## [EXERCISE]
Restate the entries word for word, omitting nothing.

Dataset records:
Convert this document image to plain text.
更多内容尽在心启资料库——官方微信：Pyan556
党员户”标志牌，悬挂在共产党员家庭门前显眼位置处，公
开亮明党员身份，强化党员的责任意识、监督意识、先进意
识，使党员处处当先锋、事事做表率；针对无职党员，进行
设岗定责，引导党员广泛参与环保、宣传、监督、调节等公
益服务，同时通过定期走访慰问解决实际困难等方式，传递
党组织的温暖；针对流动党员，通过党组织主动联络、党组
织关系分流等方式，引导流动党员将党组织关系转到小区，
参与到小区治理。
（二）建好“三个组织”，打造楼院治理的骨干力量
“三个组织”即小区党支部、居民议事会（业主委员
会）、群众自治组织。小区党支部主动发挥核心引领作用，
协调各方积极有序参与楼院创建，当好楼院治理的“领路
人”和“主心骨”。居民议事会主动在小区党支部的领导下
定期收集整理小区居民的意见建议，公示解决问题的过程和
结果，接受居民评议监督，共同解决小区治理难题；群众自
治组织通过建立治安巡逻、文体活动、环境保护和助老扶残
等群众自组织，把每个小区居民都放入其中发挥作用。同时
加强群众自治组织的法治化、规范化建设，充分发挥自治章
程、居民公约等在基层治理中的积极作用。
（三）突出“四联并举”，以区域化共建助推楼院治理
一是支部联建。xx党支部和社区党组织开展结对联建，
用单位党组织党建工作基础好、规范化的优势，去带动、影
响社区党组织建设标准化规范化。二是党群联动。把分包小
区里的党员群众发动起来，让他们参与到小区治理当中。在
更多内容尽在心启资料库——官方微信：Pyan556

## [EXERCISE RESULT]
Convert this document image to plain text.
更多内容尽在心启资料库——官方微信：Pyan556
党员户”标志牌，悬挂在共产党员家庭门前显眼位置处，公
开亮明党员身份，强化党员的责任意识、监督意识、先进意
识，使党员处处当先锋、事事做表率；针对无职党员，进行
设岗定责，引导党员广泛参与环保、宣传、监督、调节等公
益服务，同时通过定期走访慰问解决实际困难等方式，传递
党组织的温暖；针对流动党员，通过党组织主动联络、党组
织关系分流等方式，引导流动党员将党组织关系转到小区，
参与到小区治理。
（二）建好“三个组织”，打造楼院治理的骨干力量
“三个组织”即小区党支部、居民议事会（业主委员
会）、群众自治组织。小区党支部主动发挥核心引领作用，
协调各方积极有序参与楼院创建，当好楼院治理的“领路
人”和“主心骨”。居民议事会主动在小区党支部的领导下
定期收集整理小区居民的意见建议，公示解决问题的过程和
结果，接受居民评议监督，共同解决小区治理难题；群众自
治组织通过建立治安巡逻、文体活动、环境保护和助老扶残
等群众自组织，把每个小区居民都放入其中发挥作用。同时
加强群众自治组织的法治化、规范化建设，充分发挥自治章
程、居民公约等在基层治理中的积极作用。
（三）突出“四联并举”，以区域化共建助推楼院治理
一是支部联建。xx党支部和社区党组织开展结对联建，
用单位党组织党建工作基础好、规范化的优势，去带动、影
响社区党组织建设标准化规范化。二是党群联动。把分包小
区里的党员群众发动起来，让他们参与到小区治理当中。在
更多内容尽在心启资料库——官方微信：Pyan556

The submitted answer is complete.